GIVEN TASK: In the listing that follows, count each line where the word "理念的成熟期" appears; write nothing but the count.

(Data entries)

◇ ◇ ◇ ◇

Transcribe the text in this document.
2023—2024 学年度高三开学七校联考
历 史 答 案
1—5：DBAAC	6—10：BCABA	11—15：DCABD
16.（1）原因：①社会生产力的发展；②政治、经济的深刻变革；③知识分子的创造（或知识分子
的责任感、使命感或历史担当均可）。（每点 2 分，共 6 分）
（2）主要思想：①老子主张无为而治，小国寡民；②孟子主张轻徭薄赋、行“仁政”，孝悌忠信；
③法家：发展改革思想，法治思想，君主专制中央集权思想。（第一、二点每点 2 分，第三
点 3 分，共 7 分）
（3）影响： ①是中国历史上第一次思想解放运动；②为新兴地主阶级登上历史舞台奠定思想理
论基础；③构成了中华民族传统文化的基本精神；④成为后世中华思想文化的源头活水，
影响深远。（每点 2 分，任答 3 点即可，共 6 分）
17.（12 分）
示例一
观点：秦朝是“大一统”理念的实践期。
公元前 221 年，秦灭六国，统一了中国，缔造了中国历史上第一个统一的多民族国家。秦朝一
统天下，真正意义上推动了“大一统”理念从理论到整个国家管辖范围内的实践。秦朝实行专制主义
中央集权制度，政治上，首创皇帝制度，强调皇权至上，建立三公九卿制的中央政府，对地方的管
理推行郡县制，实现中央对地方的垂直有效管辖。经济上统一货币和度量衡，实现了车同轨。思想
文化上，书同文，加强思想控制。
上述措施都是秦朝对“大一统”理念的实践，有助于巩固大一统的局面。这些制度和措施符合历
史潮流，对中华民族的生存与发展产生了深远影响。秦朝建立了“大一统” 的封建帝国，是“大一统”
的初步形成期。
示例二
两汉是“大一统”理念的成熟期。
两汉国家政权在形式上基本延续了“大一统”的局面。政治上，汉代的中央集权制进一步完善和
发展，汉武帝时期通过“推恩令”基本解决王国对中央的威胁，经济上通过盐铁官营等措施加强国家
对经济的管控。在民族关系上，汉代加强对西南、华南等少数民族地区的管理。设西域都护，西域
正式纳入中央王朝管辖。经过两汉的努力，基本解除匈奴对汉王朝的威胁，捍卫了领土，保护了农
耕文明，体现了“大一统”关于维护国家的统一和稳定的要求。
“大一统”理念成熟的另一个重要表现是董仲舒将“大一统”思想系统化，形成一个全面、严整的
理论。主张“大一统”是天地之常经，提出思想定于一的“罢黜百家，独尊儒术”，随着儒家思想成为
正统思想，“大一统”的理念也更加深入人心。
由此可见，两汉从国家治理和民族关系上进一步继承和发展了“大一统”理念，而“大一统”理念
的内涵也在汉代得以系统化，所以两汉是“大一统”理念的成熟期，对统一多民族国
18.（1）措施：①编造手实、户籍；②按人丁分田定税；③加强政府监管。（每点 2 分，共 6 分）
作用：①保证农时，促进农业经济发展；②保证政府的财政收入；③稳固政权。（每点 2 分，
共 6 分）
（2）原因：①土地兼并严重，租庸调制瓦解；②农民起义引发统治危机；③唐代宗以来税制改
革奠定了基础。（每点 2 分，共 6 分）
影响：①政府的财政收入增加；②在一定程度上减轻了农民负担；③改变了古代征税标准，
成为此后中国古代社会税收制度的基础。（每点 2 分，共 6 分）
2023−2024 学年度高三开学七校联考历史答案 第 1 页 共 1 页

◇ ◇ ◇ ◇

EXERCISE SOLUTION: 2